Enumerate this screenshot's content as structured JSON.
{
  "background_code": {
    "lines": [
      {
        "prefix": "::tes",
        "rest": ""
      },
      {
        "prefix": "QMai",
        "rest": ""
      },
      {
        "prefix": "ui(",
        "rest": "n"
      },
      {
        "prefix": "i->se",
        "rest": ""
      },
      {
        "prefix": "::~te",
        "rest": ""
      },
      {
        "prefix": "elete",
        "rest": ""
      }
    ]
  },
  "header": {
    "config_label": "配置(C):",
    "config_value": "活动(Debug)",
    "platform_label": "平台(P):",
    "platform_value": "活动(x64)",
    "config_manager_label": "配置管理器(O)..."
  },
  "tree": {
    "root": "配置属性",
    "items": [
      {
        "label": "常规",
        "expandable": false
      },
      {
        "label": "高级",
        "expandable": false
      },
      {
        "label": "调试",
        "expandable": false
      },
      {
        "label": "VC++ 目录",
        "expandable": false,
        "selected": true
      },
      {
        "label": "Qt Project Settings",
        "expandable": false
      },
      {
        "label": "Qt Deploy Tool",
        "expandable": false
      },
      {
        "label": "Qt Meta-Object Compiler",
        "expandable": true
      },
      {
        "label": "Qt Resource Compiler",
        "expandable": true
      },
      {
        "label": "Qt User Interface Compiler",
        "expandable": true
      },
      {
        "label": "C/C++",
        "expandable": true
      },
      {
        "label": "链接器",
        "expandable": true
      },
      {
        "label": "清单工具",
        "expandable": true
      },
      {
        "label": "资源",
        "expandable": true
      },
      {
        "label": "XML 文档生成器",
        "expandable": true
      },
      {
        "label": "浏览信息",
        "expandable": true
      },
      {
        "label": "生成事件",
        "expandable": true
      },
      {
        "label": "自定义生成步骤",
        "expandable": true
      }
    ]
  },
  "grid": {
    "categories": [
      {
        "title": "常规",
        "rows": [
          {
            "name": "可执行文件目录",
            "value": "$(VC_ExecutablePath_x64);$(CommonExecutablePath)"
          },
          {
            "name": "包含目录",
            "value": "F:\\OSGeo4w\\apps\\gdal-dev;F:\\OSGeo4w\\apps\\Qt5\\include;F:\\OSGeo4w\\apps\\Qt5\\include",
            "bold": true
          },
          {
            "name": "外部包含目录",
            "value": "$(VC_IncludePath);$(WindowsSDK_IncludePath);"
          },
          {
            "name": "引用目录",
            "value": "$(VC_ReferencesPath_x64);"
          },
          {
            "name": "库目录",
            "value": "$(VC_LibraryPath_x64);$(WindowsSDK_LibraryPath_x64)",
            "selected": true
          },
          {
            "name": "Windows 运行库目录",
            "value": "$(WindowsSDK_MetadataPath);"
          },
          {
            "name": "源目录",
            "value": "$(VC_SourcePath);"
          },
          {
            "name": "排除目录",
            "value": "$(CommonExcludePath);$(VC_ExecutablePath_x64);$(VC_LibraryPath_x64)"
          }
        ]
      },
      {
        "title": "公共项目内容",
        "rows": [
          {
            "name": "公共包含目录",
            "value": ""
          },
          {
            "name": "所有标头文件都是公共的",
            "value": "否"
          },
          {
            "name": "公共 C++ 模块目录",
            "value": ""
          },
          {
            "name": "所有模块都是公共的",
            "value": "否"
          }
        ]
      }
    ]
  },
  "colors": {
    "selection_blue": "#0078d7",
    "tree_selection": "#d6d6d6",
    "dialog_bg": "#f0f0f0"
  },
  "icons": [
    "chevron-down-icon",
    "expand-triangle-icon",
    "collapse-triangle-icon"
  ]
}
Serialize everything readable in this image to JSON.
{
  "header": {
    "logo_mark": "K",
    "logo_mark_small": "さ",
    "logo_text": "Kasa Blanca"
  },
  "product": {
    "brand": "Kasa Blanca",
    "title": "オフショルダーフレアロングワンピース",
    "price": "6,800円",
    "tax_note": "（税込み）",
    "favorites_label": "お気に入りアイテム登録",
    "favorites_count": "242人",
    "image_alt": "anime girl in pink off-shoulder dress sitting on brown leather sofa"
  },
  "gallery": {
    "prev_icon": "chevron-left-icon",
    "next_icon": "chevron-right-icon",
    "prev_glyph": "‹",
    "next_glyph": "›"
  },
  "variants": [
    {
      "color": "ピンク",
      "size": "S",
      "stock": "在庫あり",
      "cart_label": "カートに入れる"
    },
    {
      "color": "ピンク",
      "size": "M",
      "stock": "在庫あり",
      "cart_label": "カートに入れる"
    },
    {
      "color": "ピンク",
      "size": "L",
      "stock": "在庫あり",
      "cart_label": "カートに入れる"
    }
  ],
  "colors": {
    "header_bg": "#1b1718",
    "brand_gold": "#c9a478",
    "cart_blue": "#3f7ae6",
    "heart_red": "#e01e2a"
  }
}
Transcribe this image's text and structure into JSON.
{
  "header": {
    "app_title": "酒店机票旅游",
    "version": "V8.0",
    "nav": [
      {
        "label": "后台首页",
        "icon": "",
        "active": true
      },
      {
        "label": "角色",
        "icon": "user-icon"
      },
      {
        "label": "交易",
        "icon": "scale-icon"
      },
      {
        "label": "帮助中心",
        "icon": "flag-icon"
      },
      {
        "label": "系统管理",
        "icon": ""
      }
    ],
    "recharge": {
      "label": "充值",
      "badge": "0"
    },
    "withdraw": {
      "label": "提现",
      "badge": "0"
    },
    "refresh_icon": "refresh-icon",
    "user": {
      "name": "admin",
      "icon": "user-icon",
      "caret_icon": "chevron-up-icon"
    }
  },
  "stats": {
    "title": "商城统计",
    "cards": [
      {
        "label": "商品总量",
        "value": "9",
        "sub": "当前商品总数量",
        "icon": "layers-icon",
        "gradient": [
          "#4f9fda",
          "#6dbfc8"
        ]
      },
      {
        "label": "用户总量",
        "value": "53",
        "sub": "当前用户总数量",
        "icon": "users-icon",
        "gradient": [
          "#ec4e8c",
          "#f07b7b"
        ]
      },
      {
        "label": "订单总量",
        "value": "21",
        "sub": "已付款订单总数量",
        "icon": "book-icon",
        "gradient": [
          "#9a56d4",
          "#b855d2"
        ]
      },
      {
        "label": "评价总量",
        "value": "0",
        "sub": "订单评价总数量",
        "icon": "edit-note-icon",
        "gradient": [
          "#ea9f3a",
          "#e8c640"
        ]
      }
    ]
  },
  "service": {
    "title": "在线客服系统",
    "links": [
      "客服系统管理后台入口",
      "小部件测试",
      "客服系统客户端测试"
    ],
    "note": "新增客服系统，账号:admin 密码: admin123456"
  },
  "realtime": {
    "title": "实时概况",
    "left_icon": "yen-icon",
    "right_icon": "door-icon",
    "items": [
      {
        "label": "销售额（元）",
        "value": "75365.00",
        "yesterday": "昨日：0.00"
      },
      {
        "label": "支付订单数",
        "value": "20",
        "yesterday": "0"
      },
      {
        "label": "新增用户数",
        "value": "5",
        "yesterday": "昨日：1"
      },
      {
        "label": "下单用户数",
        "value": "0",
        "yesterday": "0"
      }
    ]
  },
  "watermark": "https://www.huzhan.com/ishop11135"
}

*Directions:*
List every line above containing the word "Blanca".

*Solution to this task:*
    "logo_text": "Kasa Blanca"
    "brand": "Kasa Blanca",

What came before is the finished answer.